═════ Selected extract

This “good news” I was taught was downright horrifying. I remember coming home from school when I was 6 years old and no one was home. I thought for sure my family was raptured, and I was left behind. I can’t tell you the terrifying panic I felt as a little girl. This fear was always with me. Always afraid I would be left behind.

I believed in the rapture until I was 30 years old. My hope lived in my belief that “any day now” Jesus would come get me. I could escape and leave this shitty world behind. God was going to destroy it anyways. The worse things got, the closer we were to the coming of Jesus. There was no reason to try and change the world, or bring peace, heal the nations…my central purpose was to get others saved so they wouldn’t be left behind. However, I didn’t really believe this. It brought me fear and sadness. It didn’t bring hope or promise. Did I love others more than God did? I don’t want anyone destroyed. I don’t want any humans to suffer. I don’t want anyone to hurt. As I delved into my own spirit, I began to see a different ending. What if there was no rapture? What if the world was going to get better? What if the message in Revelation was, in fact, restoration of creation?

Now this, would be good news.

══════════
═════ Dataset entries

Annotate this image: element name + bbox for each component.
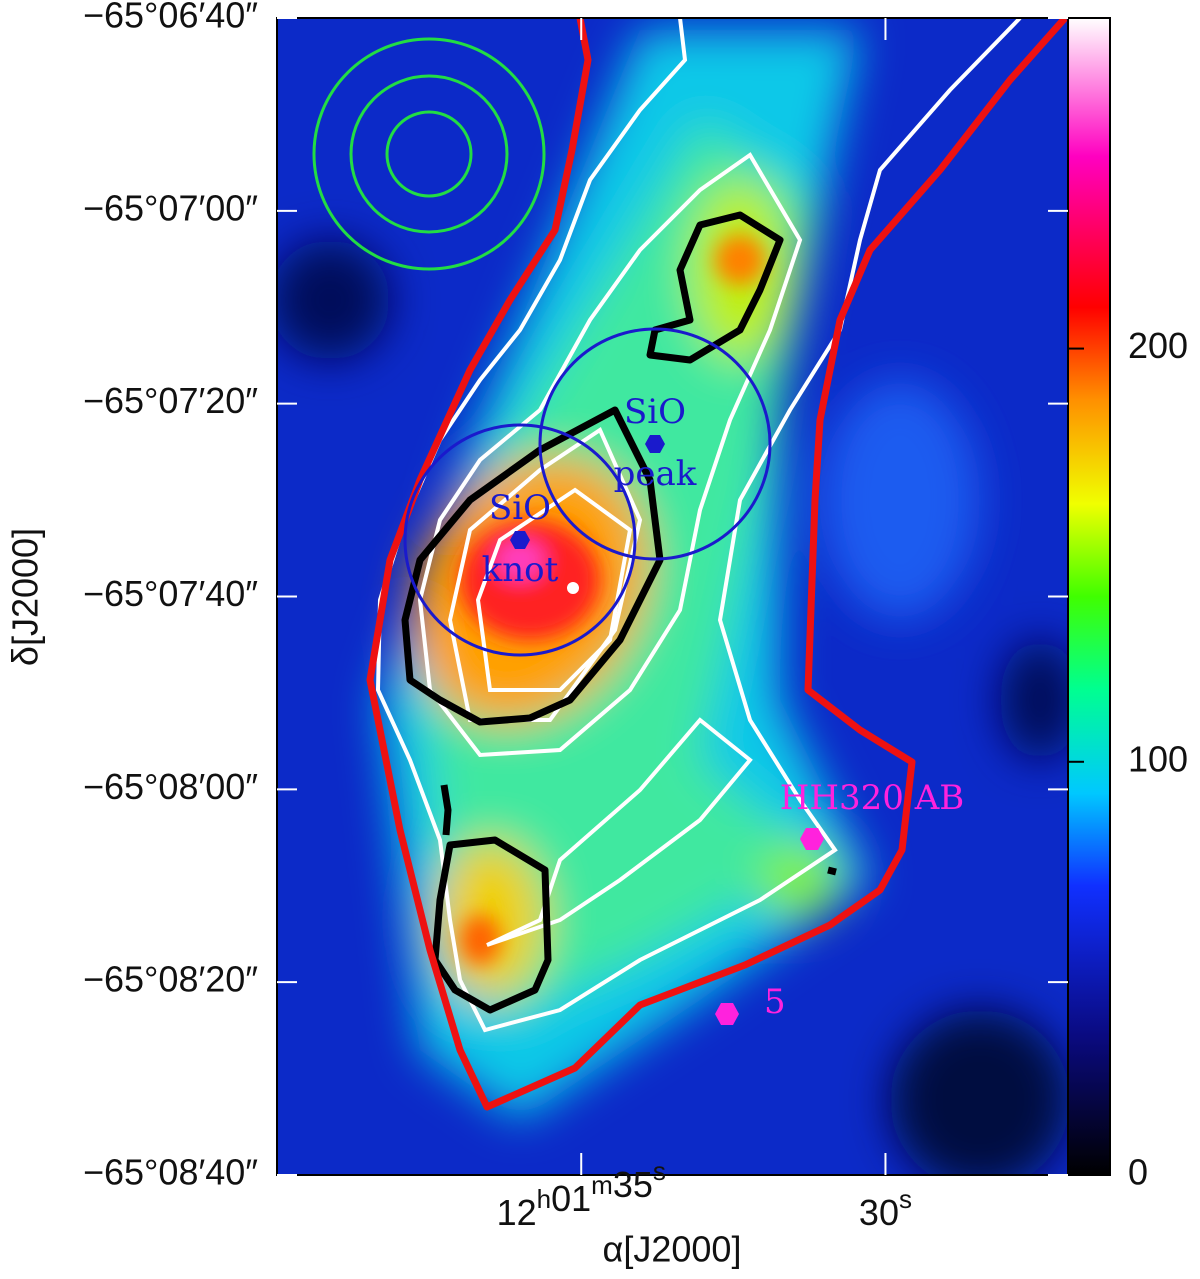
markers: [510, 435, 824, 1025]
annotation: HH320 AB: [780, 778, 965, 818]
annotation: knot: [482, 550, 559, 590]
colorbar: [1067, 17, 1111, 1176]
annotation: 5: [764, 982, 786, 1022]
y-tick-label: −65°07′00″: [83, 187, 258, 228]
colorbar-tick-label: 0: [1128, 1152, 1148, 1193]
colorbar-tick-label: 100: [1128, 738, 1188, 779]
annotation: SiO: [624, 392, 686, 432]
y-axis-label: δ[J2000]: [5, 528, 46, 666]
y-tick-label: −65°07′20″: [83, 380, 258, 421]
y-tick-label: −65°08′20″: [83, 959, 258, 1000]
y-tick-label: −65°08′40″: [83, 1152, 258, 1193]
colorbar-tick-label: 200: [1128, 325, 1188, 366]
x-tick-label: 30s: [859, 1184, 912, 1233]
y-tick-label: −65°08′00″: [83, 766, 258, 807]
intensity-map: [277, 18, 1068, 1175]
x-axis-label: α[J2000]: [603, 1229, 742, 1270]
x-tick-label: 12h01m35s: [497, 1156, 666, 1233]
annotation: peak: [614, 454, 697, 494]
y-tick-label: −65°07′40″: [83, 573, 258, 614]
annotation: SiO: [489, 488, 551, 528]
y-tick-label: −65°06′40″: [83, 0, 258, 36]
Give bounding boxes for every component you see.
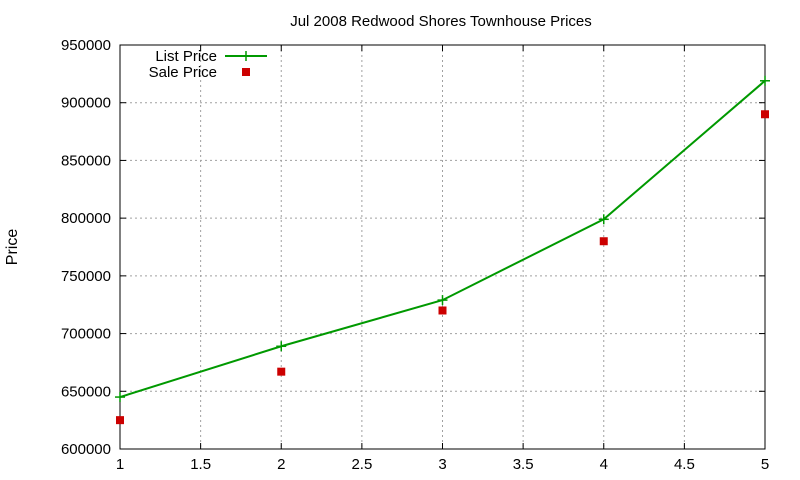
y-axis-label: Price (4, 229, 21, 266)
sale-price-point (277, 367, 286, 376)
legend-label: Sale Price (149, 64, 217, 81)
y-tick-label: 700000 (61, 326, 111, 343)
list-price-series (115, 75, 770, 403)
data-series (115, 75, 770, 425)
x-tick-label: 4 (600, 456, 608, 473)
x-tick-label: 2 (277, 456, 285, 473)
legend-square-marker (242, 68, 250, 76)
y-tick-label: 900000 (61, 95, 111, 112)
grid-lines (120, 45, 765, 449)
y-tick-label: 600000 (61, 441, 111, 458)
x-tick-label: 3 (438, 456, 446, 473)
x-tick-label: 2.5 (351, 456, 372, 473)
legend-label: List Price (155, 48, 217, 65)
x-tick-label: 4.5 (674, 456, 695, 473)
legend-plus-marker (241, 51, 251, 61)
sale-price-point (761, 110, 769, 119)
x-tick-label: 5 (761, 456, 769, 473)
list-price-point (276, 341, 287, 352)
y-tick-label: 750000 (61, 268, 111, 285)
y-tick-label: 650000 (61, 383, 111, 400)
list-price-point (115, 392, 125, 403)
y-tick-label: 800000 (61, 210, 111, 227)
sale-price-series (116, 110, 769, 425)
x-tick-label: 1 (116, 456, 124, 473)
plot-frame (119, 44, 766, 450)
axis-ticks: 1 1.5 2 2.5 3 3.5 4 4.5 5 600000 650000 700000 75000… (61, 37, 769, 473)
sale-price-point (116, 416, 124, 425)
list-price-point (760, 75, 770, 86)
sale-price-point (599, 237, 608, 246)
y-tick-label: 950000 (61, 37, 111, 54)
sale-price-point (438, 306, 447, 315)
x-tick-label: 1.5 (190, 456, 211, 473)
y-tick-label: 850000 (61, 152, 111, 169)
list-price-point (598, 214, 609, 225)
chart-title: Jul 2008 Redwood Shores Townhouse Prices (290, 13, 592, 30)
x-tick-label: 3.5 (513, 456, 534, 473)
list-price-point (437, 295, 448, 306)
list-price-line (119, 80, 766, 399)
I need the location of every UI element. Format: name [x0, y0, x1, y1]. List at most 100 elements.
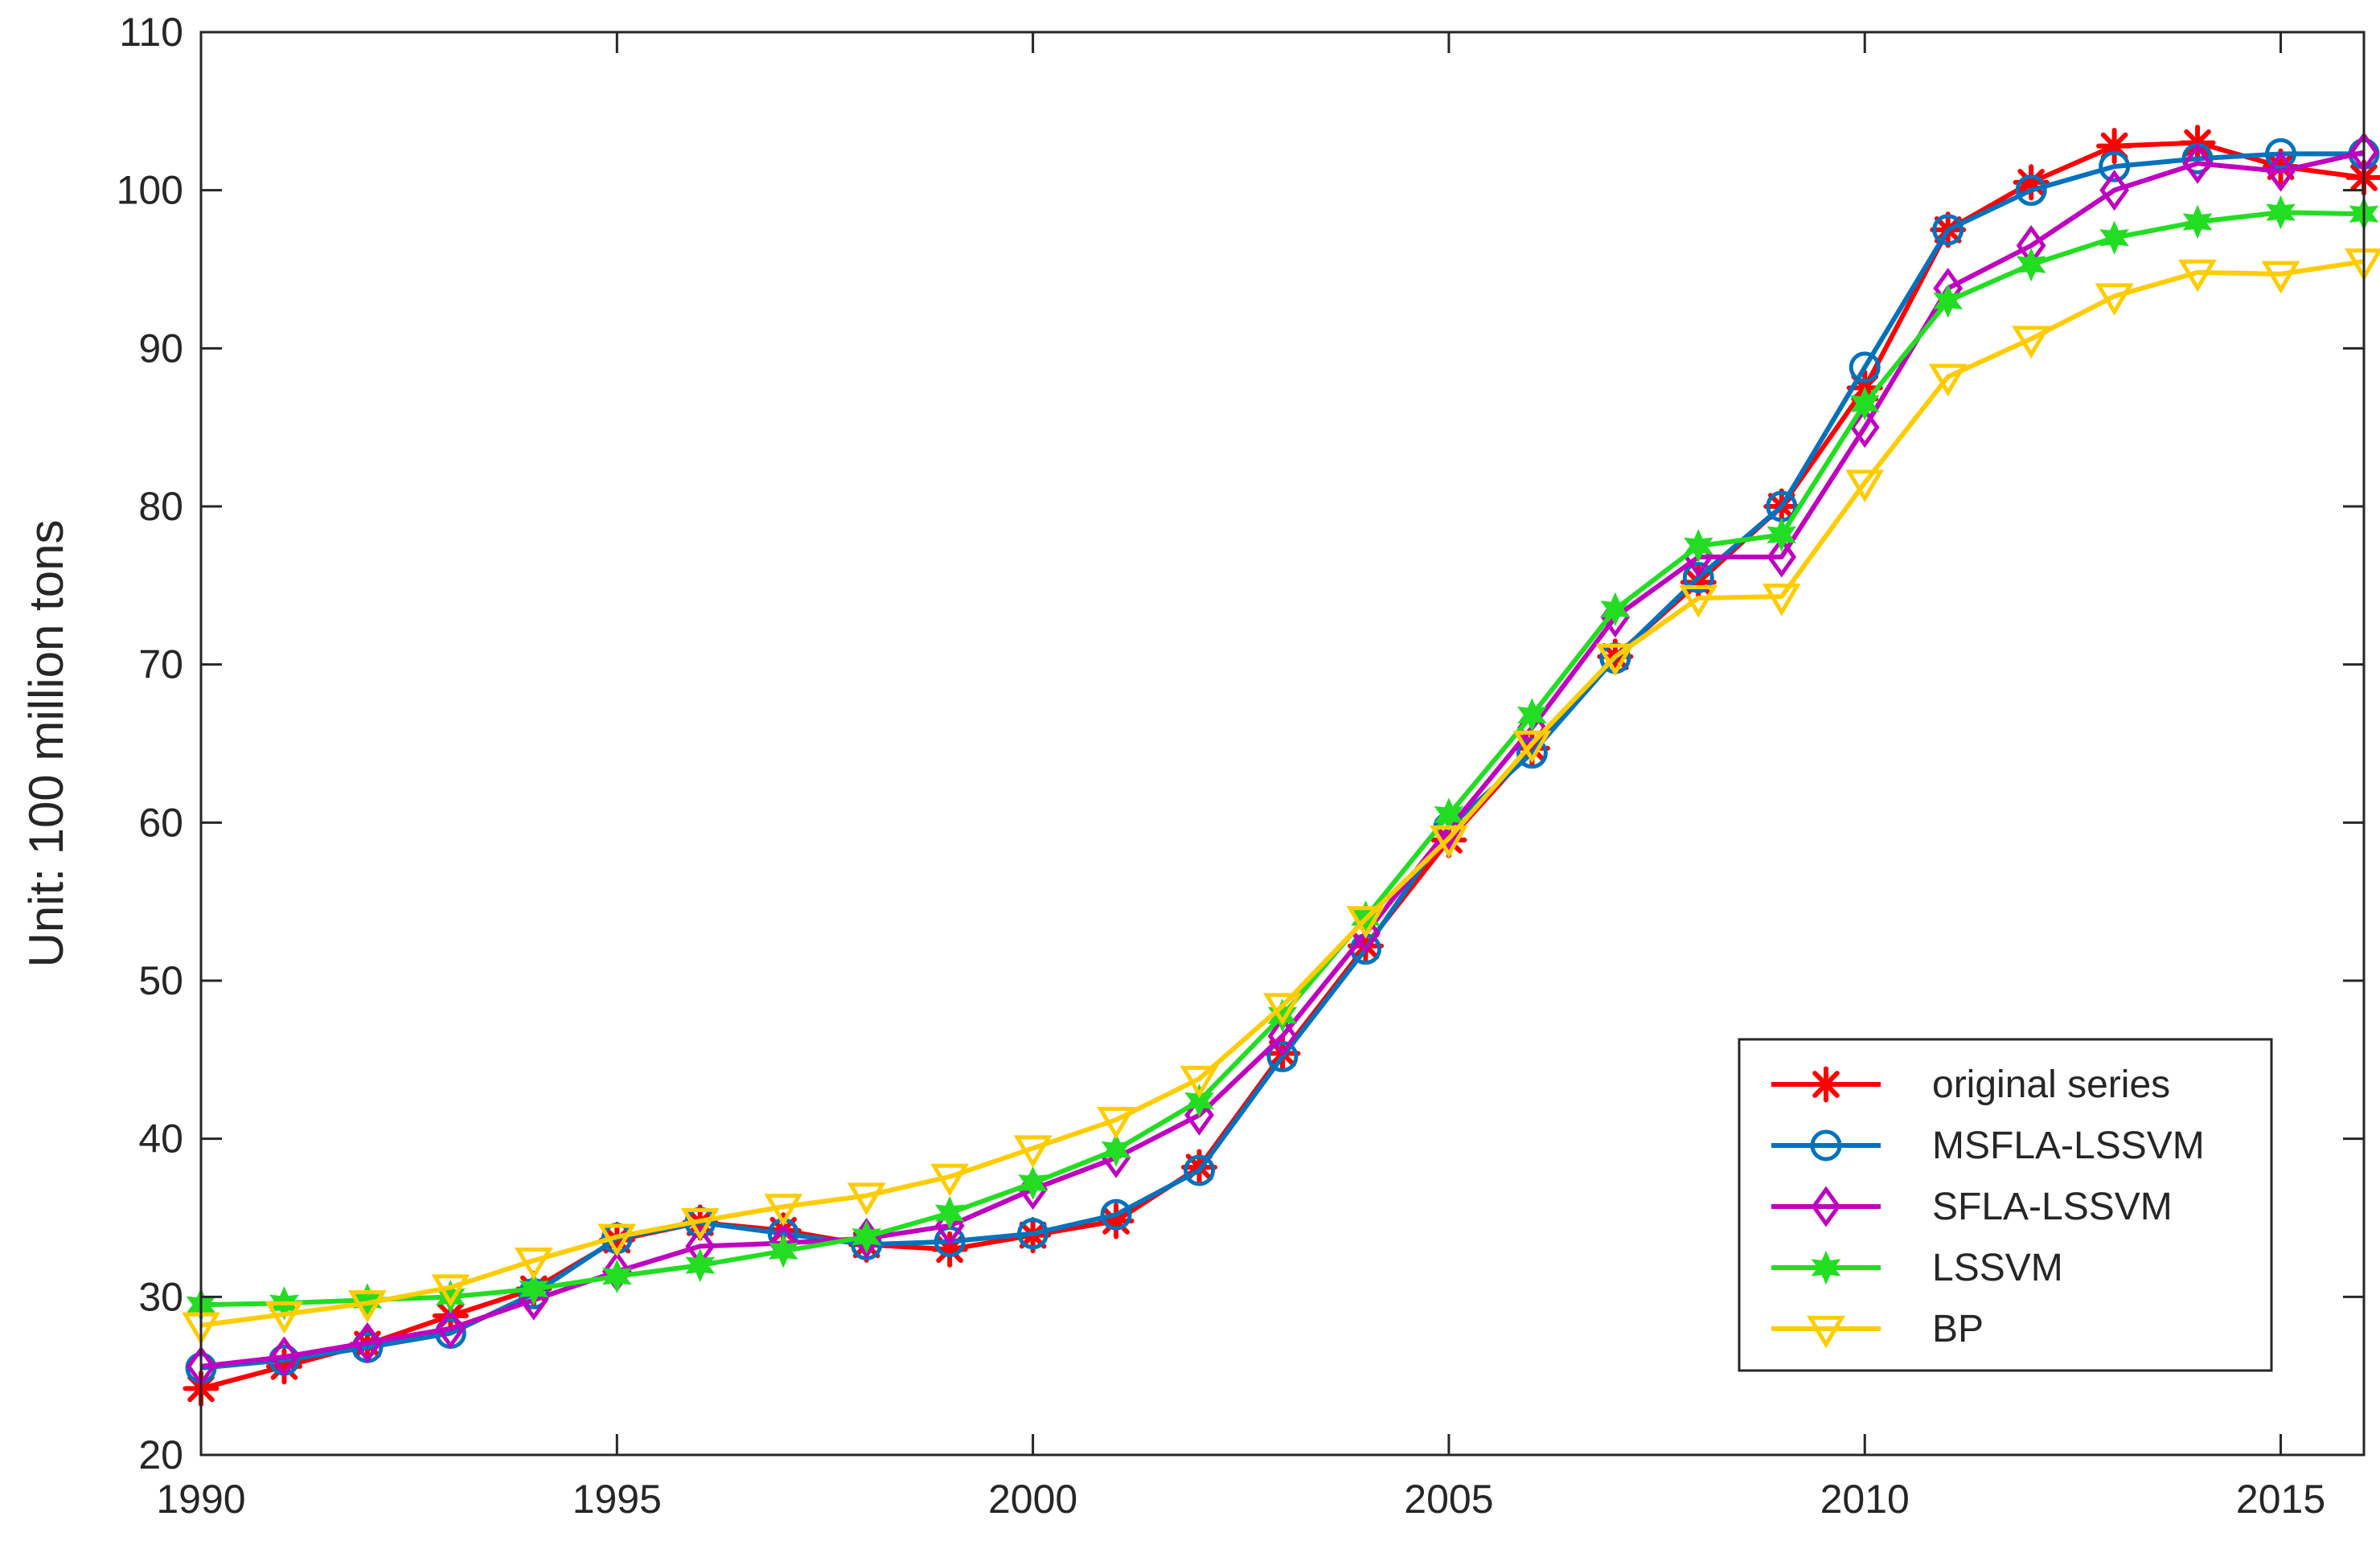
data-point — [2099, 220, 2129, 255]
data-point — [934, 1195, 965, 1231]
legend-item: BP — [1771, 1308, 1984, 1350]
ticks-layer: 1990 1995 2000 2005 2010 2015 20 30 40 50 60 70 80 90… — [117, 10, 2364, 1522]
y-tick-label: 40 — [138, 1117, 183, 1162]
legend-item: MSFLA-LSSVM — [1771, 1125, 2205, 1167]
data-point — [1933, 284, 1964, 318]
data-point — [2266, 195, 2296, 230]
legend-marker — [1808, 1066, 1844, 1103]
data-point — [2016, 247, 2046, 282]
data-point — [1928, 363, 1968, 397]
data-point — [1517, 698, 1547, 732]
data-point — [1018, 1166, 1048, 1200]
y-tick-label: 100 — [117, 168, 183, 213]
data-point — [1266, 1040, 1299, 1072]
data-point — [347, 1290, 387, 1323]
data-point — [1429, 825, 1468, 858]
series-layer — [182, 125, 2380, 1407]
data-point — [1184, 1154, 1216, 1186]
legend-marker — [1807, 1315, 1845, 1349]
data-point — [1263, 993, 1302, 1026]
data-point — [847, 1182, 886, 1215]
data-point — [1434, 797, 1464, 832]
data-point — [352, 1321, 383, 1363]
legend-item: SFLA-LSSVM — [1771, 1186, 2173, 1228]
data-point — [1098, 1203, 1135, 1240]
data-point — [2015, 174, 2047, 207]
legend-label: BP — [1932, 1308, 1984, 1350]
data-point — [764, 1194, 803, 1227]
data-point — [2012, 326, 2051, 359]
data-point — [269, 1336, 299, 1378]
data-point — [1767, 536, 1797, 578]
data-point — [1512, 730, 1552, 764]
series-line — [200, 259, 2365, 1328]
data-point — [1513, 730, 1550, 767]
y-tick-label: 50 — [138, 958, 183, 1003]
data-point — [2099, 170, 2129, 211]
data-point — [1267, 1015, 1298, 1057]
series-line — [200, 151, 2364, 1371]
data-point — [1845, 469, 1885, 502]
x-tick-label: 2005 — [1404, 1477, 1493, 1522]
data-point — [931, 1231, 968, 1268]
data-point — [685, 1248, 716, 1283]
data-point — [930, 1163, 970, 1197]
legend-item: LSSVM — [1771, 1247, 2063, 1289]
data-point — [2096, 128, 2133, 165]
data-point — [2182, 204, 2213, 240]
data-point — [1849, 386, 1880, 421]
data-point — [265, 1301, 304, 1334]
data-point — [680, 1207, 720, 1241]
data-point — [1849, 351, 1881, 383]
y-tick-label: 80 — [138, 484, 183, 529]
data-point — [519, 1272, 549, 1306]
data-point — [431, 1274, 470, 1308]
data-point — [597, 1223, 637, 1257]
legend: original series MSFLA-LSSVM SFLA-LSSVM LSSV… — [1738, 1038, 2273, 1372]
legend-item: original series — [1771, 1063, 2170, 1106]
data-point — [2095, 283, 2134, 316]
y-tick-label: 90 — [138, 326, 183, 371]
y-tick-label: 70 — [138, 642, 183, 687]
data-point — [1516, 737, 1548, 769]
data-point — [1100, 1199, 1132, 1231]
data-point — [1101, 1133, 1131, 1167]
y-tick-label: 20 — [138, 1432, 183, 1477]
data-point — [1600, 592, 1631, 627]
data-point — [436, 1308, 466, 1350]
legend-label: MSFLA-LSSVM — [1932, 1125, 2205, 1167]
data-point — [1680, 563, 1717, 600]
data-point — [601, 1259, 632, 1293]
legend-marker — [1811, 1250, 1841, 1285]
legend-marker — [1811, 1186, 1841, 1227]
data-point — [1346, 906, 1385, 939]
data-point — [1683, 528, 1713, 563]
data-point — [765, 1212, 802, 1249]
data-point — [1932, 214, 1964, 246]
data-point — [432, 1297, 469, 1334]
y-axis-label: Unit: 100 million tons — [19, 520, 73, 968]
y-tick-label: 30 — [138, 1274, 183, 1319]
data-point — [2265, 137, 2297, 170]
data-point — [1762, 584, 1801, 617]
data-point — [1180, 1065, 1219, 1099]
data-point — [1013, 1135, 1053, 1168]
x-tick-label: 2015 — [2236, 1477, 2325, 1522]
x-tick-label: 1995 — [572, 1477, 662, 1522]
data-point — [2099, 150, 2131, 182]
data-point — [1679, 584, 1718, 618]
data-point — [2179, 125, 2216, 162]
data-point — [768, 1234, 798, 1268]
data-point — [1184, 1084, 1214, 1118]
x-tick-label: 2010 — [1820, 1477, 1910, 1522]
data-point — [1097, 1106, 1136, 1140]
plot-frame — [199, 31, 2366, 1457]
y-tick-label: 110 — [119, 10, 183, 55]
data-point — [1184, 1094, 1214, 1136]
legend-label: SFLA-LSSVM — [1932, 1186, 2173, 1228]
data-point — [2178, 259, 2218, 293]
legend-label: LSSVM — [1932, 1247, 2063, 1289]
data-point — [1682, 562, 1714, 593]
data-point — [2266, 150, 2296, 192]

══════════

Given task
Please copy the passage about the rapture word for word, from "I believed in" to "restoration of creation?".

Solved problem
I believed in the rapture until I was 30 years old. My hope lived in my belief that “any day now” Jesus would come get me. I could escape and leave this shitty world behind. God was going to destroy it anyways. The worse things got, the closer we were to the coming of Jesus. There was no reason to try and change the world, or bring peace, heal the nations…my central purpose was to get others saved so they wouldn’t be left behind. However, I didn’t really believe this. It brought me fear and sadness. It didn’t bring hope or promise. Did I love others more than God did? I don’t want anyone destroyed. I don’t want any humans to suffer. I don’t want anyone to hurt. As I delved into my own spirit, I began to see a different ending. What if there was no rapture? What if the world was going to get better? What if the message in Revelation was, in fact, restoration of creation?